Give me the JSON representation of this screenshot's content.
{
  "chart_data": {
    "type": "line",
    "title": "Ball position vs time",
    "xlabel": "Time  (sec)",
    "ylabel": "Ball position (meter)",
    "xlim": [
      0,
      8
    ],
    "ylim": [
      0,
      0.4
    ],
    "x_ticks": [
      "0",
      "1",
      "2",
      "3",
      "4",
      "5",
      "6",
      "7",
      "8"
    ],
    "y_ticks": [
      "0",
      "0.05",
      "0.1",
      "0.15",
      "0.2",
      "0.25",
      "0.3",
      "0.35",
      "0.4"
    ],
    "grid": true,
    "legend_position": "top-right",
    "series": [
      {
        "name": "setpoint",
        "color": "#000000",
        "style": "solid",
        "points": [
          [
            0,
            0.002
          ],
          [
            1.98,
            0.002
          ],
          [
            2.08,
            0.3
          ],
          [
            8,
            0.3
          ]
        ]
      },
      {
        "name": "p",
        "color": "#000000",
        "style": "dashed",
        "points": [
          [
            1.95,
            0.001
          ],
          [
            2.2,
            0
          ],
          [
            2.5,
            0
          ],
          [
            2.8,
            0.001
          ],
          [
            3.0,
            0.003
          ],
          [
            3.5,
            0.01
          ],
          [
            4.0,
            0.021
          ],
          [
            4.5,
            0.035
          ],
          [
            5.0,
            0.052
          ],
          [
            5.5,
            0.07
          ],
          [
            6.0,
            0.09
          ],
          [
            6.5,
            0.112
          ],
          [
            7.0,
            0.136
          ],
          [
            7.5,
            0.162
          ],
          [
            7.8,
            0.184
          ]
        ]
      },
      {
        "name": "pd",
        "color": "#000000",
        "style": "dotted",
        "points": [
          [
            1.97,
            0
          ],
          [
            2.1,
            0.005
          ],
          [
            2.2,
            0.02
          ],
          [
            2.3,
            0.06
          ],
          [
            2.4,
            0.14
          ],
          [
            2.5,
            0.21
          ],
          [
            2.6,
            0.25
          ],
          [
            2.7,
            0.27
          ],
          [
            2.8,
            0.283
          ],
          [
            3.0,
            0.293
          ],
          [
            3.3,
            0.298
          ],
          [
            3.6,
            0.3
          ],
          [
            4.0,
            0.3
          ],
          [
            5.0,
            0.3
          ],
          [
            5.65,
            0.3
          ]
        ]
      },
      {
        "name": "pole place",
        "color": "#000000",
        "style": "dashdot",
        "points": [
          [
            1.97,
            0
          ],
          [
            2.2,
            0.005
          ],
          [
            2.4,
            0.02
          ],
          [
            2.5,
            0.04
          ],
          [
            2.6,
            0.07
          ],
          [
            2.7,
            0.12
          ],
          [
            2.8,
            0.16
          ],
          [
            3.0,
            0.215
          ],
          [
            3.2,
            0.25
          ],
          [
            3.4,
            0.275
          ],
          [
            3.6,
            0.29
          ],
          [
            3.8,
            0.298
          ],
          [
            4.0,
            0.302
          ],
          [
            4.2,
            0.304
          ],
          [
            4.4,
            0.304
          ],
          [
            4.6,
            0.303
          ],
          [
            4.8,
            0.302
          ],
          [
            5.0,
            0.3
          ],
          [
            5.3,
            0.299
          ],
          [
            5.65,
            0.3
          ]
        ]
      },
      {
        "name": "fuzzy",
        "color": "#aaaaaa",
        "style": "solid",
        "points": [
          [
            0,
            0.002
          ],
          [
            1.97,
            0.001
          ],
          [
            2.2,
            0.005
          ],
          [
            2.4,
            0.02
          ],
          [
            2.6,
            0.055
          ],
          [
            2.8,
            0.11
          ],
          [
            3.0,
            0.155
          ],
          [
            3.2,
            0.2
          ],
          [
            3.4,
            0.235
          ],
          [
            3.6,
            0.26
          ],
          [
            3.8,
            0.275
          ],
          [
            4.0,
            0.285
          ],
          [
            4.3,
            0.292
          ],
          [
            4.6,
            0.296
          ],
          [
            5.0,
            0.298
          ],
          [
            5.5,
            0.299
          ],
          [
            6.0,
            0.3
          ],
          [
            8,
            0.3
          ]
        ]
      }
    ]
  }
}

## What is needed
Check each line of the records for the word "name", and show the lines that contain it.

## Response
        "name": "setpoint",
        "name": "p",
        "name": "pd",
        "name": "pole place",
        "name": "fuzzy",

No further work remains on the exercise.